Die Aufgabe: Schreiben Sie bitte die Zeilen unverändert ab, beginnend mit der ersten Zeile der Datensätze und endend mit der Zeile, die „bar-GSM1587714 xyxy=(831,118,848,432)“ enthält, beide eingeschlossen.

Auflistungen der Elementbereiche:
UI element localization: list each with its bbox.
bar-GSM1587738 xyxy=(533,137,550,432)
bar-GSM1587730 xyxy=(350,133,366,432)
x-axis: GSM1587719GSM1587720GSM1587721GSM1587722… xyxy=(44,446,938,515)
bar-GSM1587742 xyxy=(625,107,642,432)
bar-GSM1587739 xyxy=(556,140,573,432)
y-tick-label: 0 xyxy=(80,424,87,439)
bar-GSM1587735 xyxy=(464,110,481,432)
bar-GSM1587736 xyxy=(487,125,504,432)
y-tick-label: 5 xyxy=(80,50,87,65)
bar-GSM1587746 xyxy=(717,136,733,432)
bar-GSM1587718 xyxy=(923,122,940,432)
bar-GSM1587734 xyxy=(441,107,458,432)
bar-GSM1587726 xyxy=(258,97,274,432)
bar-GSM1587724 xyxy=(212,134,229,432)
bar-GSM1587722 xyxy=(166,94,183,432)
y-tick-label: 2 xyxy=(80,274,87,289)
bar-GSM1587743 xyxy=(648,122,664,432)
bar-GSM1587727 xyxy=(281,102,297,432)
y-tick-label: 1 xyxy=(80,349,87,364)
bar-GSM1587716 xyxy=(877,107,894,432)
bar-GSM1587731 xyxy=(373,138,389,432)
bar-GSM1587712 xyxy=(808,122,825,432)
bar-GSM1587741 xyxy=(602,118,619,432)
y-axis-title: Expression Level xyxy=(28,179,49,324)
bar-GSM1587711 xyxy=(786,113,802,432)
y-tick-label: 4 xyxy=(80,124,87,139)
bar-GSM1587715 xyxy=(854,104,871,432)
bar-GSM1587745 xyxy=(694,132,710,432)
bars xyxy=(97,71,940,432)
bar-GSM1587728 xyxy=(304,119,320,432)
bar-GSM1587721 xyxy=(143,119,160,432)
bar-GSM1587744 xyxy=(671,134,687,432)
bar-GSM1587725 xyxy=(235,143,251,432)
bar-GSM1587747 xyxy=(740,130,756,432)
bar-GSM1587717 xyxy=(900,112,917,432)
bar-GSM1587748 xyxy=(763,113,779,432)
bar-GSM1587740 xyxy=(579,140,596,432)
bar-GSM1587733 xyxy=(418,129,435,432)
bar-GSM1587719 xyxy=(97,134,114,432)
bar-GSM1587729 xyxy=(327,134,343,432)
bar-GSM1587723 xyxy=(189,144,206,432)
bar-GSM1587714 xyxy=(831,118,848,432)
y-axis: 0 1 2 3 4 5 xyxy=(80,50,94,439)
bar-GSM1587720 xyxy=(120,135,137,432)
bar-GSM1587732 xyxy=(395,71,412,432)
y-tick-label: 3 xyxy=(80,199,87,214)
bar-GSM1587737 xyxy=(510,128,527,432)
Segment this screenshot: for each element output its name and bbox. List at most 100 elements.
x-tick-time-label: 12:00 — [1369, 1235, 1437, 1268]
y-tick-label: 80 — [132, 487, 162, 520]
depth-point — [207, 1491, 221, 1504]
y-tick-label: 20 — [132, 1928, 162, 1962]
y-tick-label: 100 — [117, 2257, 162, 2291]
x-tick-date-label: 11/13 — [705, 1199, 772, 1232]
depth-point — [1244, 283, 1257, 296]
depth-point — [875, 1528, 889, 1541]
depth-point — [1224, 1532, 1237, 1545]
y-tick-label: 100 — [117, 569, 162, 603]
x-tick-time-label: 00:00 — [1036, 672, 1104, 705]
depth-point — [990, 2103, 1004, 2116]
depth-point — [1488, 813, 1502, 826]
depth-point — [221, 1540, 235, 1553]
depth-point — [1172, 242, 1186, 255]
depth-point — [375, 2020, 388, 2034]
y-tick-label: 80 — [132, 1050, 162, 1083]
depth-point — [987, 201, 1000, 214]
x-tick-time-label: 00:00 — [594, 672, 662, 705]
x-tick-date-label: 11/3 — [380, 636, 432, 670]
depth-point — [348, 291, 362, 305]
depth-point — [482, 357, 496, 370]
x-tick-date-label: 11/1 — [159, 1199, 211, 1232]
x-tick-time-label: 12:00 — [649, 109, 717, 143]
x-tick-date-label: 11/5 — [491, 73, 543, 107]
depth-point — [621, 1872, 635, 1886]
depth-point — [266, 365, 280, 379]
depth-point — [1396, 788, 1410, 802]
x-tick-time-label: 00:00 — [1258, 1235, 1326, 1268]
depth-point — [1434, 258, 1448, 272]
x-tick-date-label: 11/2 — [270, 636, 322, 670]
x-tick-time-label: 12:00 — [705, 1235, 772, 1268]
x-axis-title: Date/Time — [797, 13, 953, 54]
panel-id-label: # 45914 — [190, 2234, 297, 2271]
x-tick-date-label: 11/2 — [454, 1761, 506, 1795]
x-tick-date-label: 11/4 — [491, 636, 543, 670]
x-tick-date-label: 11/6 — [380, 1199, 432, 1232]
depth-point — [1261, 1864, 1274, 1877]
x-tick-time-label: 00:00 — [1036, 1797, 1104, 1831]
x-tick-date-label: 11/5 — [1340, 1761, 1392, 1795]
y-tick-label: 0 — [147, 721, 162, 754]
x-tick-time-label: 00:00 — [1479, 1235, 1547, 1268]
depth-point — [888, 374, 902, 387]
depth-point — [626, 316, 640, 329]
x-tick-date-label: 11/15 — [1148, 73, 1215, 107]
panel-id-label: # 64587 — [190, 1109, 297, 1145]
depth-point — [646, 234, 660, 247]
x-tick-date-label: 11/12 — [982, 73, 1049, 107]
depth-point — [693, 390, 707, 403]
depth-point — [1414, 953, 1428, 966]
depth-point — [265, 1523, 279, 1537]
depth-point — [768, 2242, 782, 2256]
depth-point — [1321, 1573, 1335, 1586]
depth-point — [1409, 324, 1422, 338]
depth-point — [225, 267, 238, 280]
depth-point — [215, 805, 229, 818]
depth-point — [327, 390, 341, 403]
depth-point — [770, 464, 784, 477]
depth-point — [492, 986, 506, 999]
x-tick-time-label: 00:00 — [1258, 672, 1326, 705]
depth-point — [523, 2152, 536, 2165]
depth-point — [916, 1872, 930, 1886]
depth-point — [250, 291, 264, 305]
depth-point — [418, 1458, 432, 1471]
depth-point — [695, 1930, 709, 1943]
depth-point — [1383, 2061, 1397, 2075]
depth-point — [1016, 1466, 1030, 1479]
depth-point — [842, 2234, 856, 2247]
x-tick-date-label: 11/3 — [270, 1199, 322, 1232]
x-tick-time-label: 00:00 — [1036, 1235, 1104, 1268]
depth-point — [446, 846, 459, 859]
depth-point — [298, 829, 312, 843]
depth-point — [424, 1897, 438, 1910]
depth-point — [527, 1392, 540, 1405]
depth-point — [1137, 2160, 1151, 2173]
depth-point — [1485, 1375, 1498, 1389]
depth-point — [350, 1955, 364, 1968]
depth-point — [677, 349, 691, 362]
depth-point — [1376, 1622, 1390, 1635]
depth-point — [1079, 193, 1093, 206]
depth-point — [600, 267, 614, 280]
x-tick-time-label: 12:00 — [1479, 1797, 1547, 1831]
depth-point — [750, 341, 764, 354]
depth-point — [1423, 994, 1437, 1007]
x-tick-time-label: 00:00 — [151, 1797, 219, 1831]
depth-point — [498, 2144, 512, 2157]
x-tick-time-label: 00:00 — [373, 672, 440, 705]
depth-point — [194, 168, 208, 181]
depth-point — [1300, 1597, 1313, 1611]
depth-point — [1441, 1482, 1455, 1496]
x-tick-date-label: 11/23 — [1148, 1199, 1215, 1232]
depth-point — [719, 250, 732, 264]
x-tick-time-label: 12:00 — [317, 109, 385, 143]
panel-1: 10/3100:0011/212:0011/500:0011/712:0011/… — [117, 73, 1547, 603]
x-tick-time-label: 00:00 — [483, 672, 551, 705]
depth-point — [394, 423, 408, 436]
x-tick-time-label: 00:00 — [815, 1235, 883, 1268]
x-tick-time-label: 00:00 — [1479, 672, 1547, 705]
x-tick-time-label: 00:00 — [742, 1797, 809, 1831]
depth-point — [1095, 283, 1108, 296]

Ausgabe unten:
UI element localization: list each with its bbox.
bar-GSM1587738 xyxy=(533,137,550,432)
bar-GSM1587730 xyxy=(350,133,366,432)
x-axis: GSM1587719GSM1587720GSM1587721GSM1587722… xyxy=(44,446,938,515)
bar-GSM1587742 xyxy=(625,107,642,432)
bar-GSM1587739 xyxy=(556,140,573,432)
y-tick-label: 0 xyxy=(80,424,87,439)
bar-GSM1587735 xyxy=(464,110,481,432)
bar-GSM1587736 xyxy=(487,125,504,432)
y-tick-label: 5 xyxy=(80,50,87,65)
bar-GSM1587746 xyxy=(717,136,733,432)
bar-GSM1587718 xyxy=(923,122,940,432)
bar-GSM1587734 xyxy=(441,107,458,432)
bar-GSM1587726 xyxy=(258,97,274,432)
bar-GSM1587724 xyxy=(212,134,229,432)
bar-GSM1587722 xyxy=(166,94,183,432)
y-tick-label: 2 xyxy=(80,274,87,289)
bar-GSM1587743 xyxy=(648,122,664,432)
bar-GSM1587727 xyxy=(281,102,297,432)
y-tick-label: 1 xyxy=(80,349,87,364)
bar-GSM1587716 xyxy=(877,107,894,432)
bar-GSM1587731 xyxy=(373,138,389,432)
bar-GSM1587712 xyxy=(808,122,825,432)
bar-GSM1587741 xyxy=(602,118,619,432)
y-axis-title: Expression Level xyxy=(28,179,49,324)
bar-GSM1587711 xyxy=(786,113,802,432)
y-tick-label: 4 xyxy=(80,124,87,139)
bar-GSM1587715 xyxy=(854,104,871,432)
bar-GSM1587745 xyxy=(694,132,710,432)
bars xyxy=(97,71,940,432)
bar-GSM1587728 xyxy=(304,119,320,432)
bar-GSM1587721 xyxy=(143,119,160,432)
bar-GSM1587744 xyxy=(671,134,687,432)
bar-GSM1587725 xyxy=(235,143,251,432)
bar-GSM1587747 xyxy=(740,130,756,432)
bar-GSM1587717 xyxy=(900,112,917,432)
bar-GSM1587748 xyxy=(763,113,779,432)
bar-GSM1587740 xyxy=(579,140,596,432)
bar-GSM1587733 xyxy=(418,129,435,432)
bar-GSM1587719 xyxy=(97,134,114,432)
bar-GSM1587729 xyxy=(327,134,343,432)
bar-GSM1587723 xyxy=(189,144,206,432)
bar-GSM1587714 xyxy=(831,118,848,432)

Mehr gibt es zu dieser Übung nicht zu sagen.